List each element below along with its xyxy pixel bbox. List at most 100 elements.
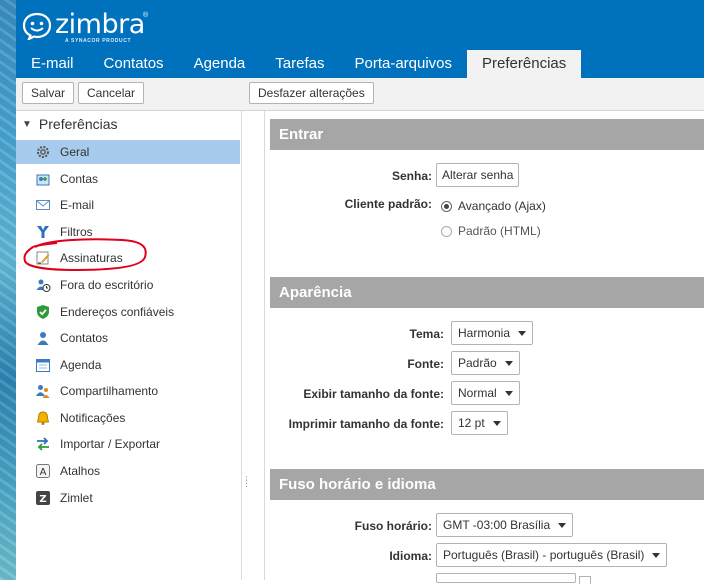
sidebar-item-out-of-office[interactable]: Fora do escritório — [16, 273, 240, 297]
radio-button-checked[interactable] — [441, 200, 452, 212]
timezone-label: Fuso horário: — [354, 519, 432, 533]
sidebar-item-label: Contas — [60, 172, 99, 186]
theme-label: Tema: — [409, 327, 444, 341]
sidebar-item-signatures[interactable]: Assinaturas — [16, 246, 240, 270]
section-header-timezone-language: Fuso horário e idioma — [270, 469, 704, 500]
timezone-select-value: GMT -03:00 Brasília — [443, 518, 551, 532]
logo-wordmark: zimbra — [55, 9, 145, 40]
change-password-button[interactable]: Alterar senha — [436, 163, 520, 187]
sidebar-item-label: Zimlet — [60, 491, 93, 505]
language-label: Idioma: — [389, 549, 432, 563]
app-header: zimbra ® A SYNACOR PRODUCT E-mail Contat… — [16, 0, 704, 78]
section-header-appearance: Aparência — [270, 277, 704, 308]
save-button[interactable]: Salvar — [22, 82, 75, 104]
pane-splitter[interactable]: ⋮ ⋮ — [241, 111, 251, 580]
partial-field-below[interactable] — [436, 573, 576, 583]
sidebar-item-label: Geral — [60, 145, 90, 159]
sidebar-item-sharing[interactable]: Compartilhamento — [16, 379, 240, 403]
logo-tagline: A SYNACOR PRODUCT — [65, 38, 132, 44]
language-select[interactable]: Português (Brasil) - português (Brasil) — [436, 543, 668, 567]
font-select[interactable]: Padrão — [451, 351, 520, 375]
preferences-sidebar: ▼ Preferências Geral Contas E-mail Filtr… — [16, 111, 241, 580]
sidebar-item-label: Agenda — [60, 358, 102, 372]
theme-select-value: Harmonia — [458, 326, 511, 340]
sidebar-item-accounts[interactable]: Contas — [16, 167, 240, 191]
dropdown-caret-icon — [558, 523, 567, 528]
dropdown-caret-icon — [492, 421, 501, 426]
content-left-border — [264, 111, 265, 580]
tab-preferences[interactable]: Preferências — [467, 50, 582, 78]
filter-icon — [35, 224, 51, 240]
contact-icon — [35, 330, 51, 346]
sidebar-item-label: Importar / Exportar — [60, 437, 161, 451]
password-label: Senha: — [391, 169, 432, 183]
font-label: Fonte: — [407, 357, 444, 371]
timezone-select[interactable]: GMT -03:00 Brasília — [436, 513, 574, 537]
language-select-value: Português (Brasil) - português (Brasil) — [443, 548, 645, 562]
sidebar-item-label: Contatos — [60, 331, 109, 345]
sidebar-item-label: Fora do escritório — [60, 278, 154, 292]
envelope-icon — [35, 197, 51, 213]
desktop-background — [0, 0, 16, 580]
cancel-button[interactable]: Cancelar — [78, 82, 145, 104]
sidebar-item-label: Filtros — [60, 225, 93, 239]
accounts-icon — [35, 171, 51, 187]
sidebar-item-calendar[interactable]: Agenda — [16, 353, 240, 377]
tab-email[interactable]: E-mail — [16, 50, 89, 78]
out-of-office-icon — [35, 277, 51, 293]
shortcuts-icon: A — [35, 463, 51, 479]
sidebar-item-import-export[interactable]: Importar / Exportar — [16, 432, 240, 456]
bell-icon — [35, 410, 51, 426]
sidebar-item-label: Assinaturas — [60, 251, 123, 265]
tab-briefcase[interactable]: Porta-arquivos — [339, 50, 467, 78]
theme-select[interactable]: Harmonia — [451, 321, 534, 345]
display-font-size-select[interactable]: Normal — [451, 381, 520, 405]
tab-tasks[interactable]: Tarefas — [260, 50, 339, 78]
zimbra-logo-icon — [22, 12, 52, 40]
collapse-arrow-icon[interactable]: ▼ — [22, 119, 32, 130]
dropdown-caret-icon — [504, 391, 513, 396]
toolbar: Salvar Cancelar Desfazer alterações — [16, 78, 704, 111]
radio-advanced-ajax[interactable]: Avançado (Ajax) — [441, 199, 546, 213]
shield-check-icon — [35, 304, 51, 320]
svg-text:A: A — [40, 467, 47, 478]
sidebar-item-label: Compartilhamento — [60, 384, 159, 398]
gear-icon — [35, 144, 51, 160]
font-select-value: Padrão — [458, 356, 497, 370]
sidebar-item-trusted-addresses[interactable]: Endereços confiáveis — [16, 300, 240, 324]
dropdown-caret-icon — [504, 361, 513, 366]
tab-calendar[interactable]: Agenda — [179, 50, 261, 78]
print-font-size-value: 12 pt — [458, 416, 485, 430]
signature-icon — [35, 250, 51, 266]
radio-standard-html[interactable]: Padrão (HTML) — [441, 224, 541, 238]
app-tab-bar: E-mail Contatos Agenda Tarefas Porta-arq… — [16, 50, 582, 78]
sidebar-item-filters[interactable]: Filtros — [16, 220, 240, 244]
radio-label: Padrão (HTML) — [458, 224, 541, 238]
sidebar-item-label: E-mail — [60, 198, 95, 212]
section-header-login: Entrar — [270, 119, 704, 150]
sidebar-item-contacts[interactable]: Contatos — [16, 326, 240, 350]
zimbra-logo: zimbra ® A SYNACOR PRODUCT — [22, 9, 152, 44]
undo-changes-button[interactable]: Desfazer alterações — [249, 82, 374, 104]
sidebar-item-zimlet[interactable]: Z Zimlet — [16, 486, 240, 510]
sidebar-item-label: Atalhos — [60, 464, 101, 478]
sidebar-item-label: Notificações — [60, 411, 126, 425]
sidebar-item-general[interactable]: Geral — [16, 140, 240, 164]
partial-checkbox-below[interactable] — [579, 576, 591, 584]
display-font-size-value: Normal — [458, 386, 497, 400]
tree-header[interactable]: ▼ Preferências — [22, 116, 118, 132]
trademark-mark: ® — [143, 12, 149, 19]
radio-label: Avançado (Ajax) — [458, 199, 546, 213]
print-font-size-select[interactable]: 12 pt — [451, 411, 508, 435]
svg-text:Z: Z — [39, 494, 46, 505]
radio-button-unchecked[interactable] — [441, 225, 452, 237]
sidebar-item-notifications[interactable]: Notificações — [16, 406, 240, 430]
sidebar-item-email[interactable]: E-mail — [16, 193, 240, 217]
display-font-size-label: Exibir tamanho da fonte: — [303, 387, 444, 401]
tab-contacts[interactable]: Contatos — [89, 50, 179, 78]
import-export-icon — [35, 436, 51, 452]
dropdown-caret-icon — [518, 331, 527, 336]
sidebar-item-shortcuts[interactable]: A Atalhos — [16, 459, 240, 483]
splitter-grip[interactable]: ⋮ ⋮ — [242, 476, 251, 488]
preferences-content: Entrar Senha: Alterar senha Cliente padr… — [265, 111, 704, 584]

...

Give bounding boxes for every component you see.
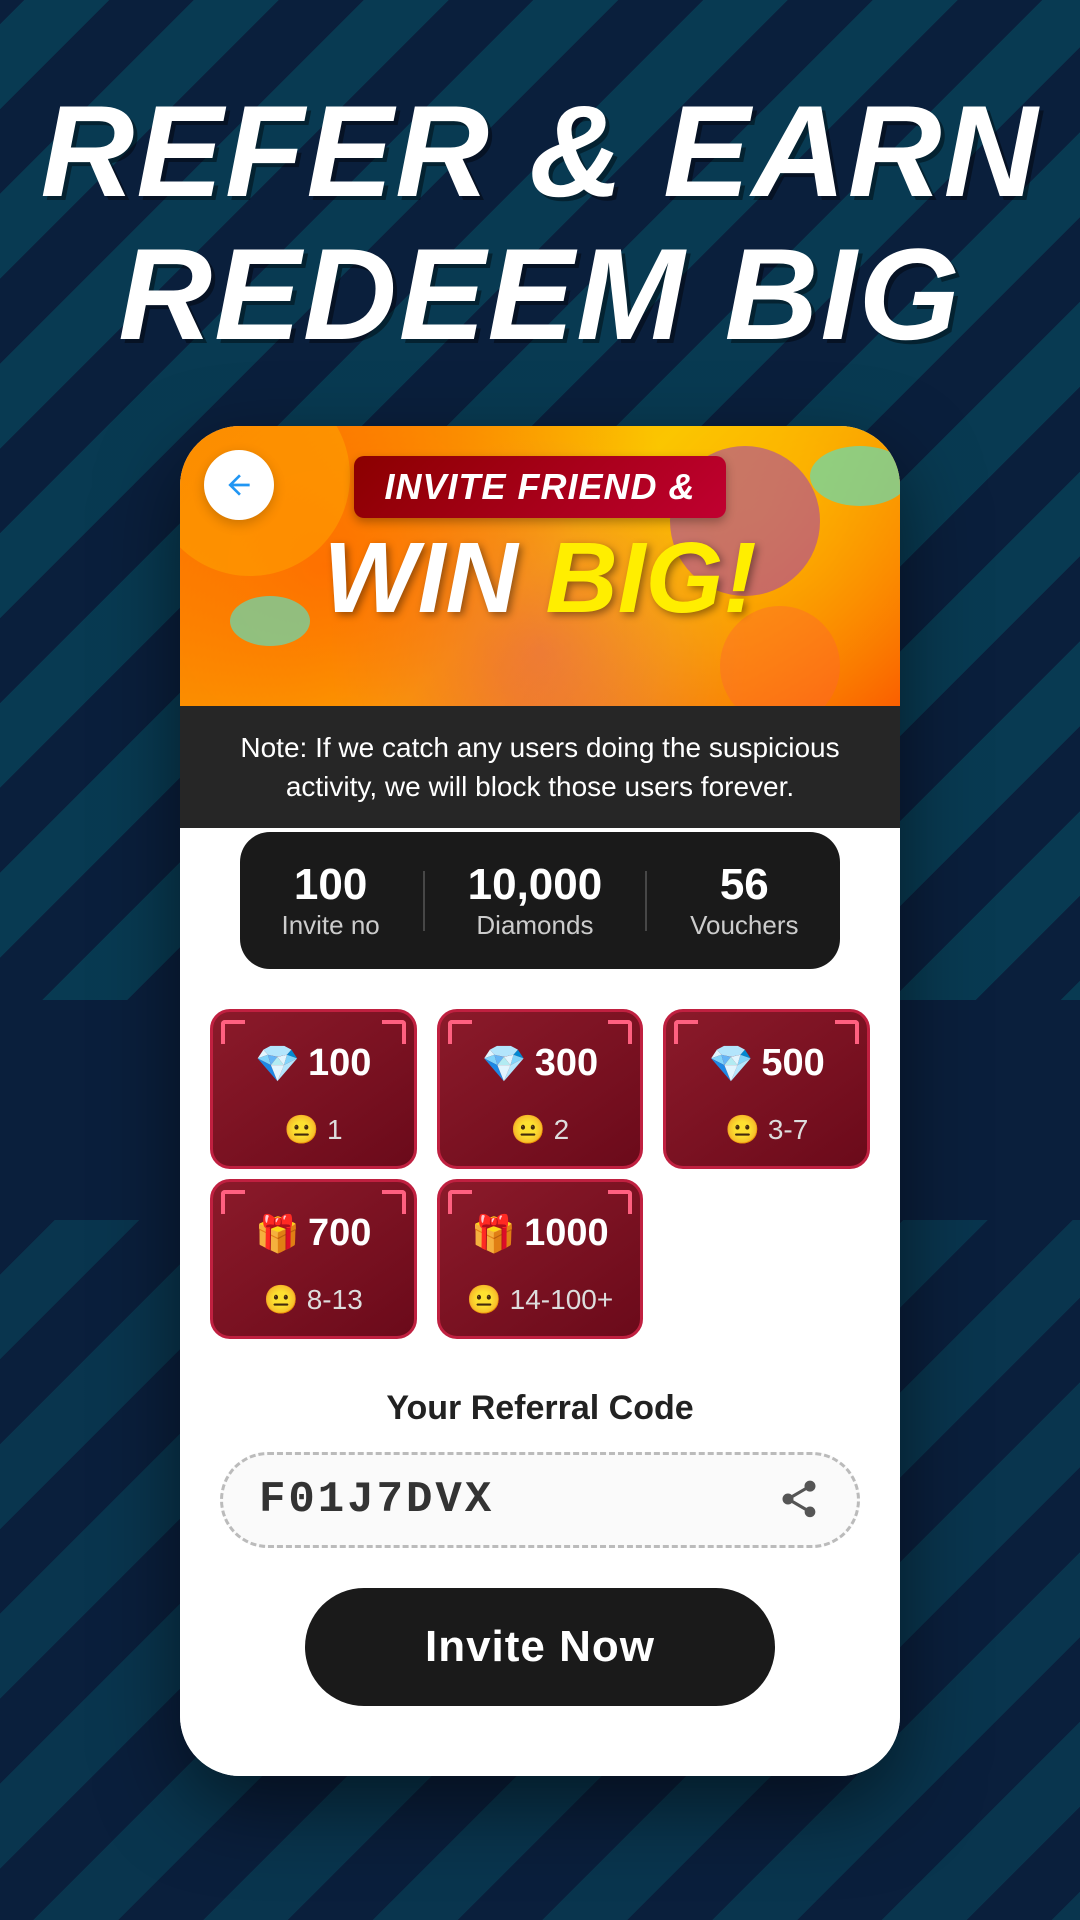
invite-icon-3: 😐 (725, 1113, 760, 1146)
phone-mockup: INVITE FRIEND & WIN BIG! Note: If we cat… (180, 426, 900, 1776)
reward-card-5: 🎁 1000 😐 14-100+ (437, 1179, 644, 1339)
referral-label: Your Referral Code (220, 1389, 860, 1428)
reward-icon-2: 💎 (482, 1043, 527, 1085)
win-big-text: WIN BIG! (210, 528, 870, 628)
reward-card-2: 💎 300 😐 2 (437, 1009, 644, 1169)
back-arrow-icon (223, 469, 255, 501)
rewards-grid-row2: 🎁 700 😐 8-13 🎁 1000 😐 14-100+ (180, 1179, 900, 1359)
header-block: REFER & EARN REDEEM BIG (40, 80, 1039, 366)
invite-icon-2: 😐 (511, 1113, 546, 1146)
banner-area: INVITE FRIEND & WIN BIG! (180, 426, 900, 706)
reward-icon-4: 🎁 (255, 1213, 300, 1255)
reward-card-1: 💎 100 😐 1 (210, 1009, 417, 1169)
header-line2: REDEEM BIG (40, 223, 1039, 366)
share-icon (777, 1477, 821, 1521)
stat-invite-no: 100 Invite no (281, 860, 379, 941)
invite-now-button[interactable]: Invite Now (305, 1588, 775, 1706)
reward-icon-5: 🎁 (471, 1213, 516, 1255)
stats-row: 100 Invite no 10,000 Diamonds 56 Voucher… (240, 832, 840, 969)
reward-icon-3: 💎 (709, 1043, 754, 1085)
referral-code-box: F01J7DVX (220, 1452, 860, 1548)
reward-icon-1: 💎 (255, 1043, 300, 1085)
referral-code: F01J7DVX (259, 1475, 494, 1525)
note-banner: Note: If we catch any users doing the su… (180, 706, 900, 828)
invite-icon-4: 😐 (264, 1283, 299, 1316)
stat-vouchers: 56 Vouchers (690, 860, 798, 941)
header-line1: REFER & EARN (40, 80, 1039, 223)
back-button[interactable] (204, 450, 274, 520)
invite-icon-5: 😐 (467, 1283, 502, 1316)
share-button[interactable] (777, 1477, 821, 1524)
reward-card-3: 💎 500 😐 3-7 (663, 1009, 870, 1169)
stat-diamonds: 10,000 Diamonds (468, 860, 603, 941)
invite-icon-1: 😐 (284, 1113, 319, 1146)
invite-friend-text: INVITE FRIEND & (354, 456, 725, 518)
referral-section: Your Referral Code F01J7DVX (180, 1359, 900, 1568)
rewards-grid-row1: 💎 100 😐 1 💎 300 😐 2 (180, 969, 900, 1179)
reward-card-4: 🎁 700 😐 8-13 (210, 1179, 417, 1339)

What is asked: Echo the lines starting at the one containing "sidebar-item-out-of-office[interactable]: Fora do" and ending at the one containing "envelope-icon — [35, 197, 51, 213]", both included, and nothing else.

Final answer:
sidebar-item-out-of-office[interactable]: Fora do escritório — [16, 273, 240, 297]
radio-button-checked[interactable] — [441, 200, 452, 212]
timezone-label: Fuso horário: — [354, 519, 432, 533]
sidebar-item-label: Contas — [60, 172, 99, 186]
theme-label: Tema: — [409, 327, 444, 341]
sidebar-item-signatures[interactable]: Assinaturas — [16, 246, 240, 270]
section-header-timezone-language: Fuso horário e idioma — [270, 469, 704, 500]
timezone-select-value: GMT -03:00 Brasília — [443, 518, 551, 532]
logo-wordmark: zimbra — [55, 9, 145, 40]
change-password-button[interactable]: Alterar senha — [436, 163, 520, 187]
sidebar-item-label: Zimlet — [60, 491, 93, 505]
language-label: Idioma: — [389, 549, 432, 563]
app-header: zimbra ® A SYNACOR PRODUCT E-mail Contat… — [16, 0, 704, 78]
section-header-appearance: Aparência — [270, 277, 704, 308]
save-button[interactable]: Salvar — [22, 82, 75, 104]
pane-splitter[interactable]: ⋮ ⋮ — [241, 111, 251, 580]
partial-field-below[interactable] — [436, 573, 576, 583]
sidebar-item-label: Geral — [60, 145, 90, 159]
sidebar-item-sharing[interactable]: Compartilhamento — [16, 379, 240, 403]
logo-tagline: A SYNACOR PRODUCT — [65, 38, 132, 44]
language-select[interactable]: Português (Brasil) - português (Brasil) — [436, 543, 668, 567]
font-select[interactable]: Padrão — [451, 351, 520, 375]
preferences-sidebar: ▼ Preferências Geral Contas E-mail Filtr… — [16, 111, 241, 580]
sidebar-item-label: Agenda — [60, 358, 102, 372]
theme-select-value: Harmonia — [458, 326, 511, 340]
sidebar-item-accounts[interactable]: Contas — [16, 167, 240, 191]
dropdown-caret-icon — [558, 523, 567, 528]
dropdown-caret-icon — [492, 421, 501, 426]
content-left-border — [264, 111, 265, 580]
tab-preferences[interactable]: Preferências — [467, 50, 582, 78]
filter-icon — [35, 224, 51, 240]
contact-icon — [35, 330, 51, 346]
sidebar-item-label: Importar / Exportar — [60, 437, 161, 451]
password-label: Senha: — [391, 169, 432, 183]
font-label: Fonte: — [407, 357, 444, 371]
timezone-select[interactable]: GMT -03:00 Brasília — [436, 513, 574, 537]
language-select-value: Português (Brasil) - português (Brasil) — [443, 548, 645, 562]
sidebar-item-label: Contatos — [60, 331, 109, 345]
sidebar-item-label: Fora do escritório — [60, 278, 154, 292]
envelope-icon — [35, 197, 51, 213]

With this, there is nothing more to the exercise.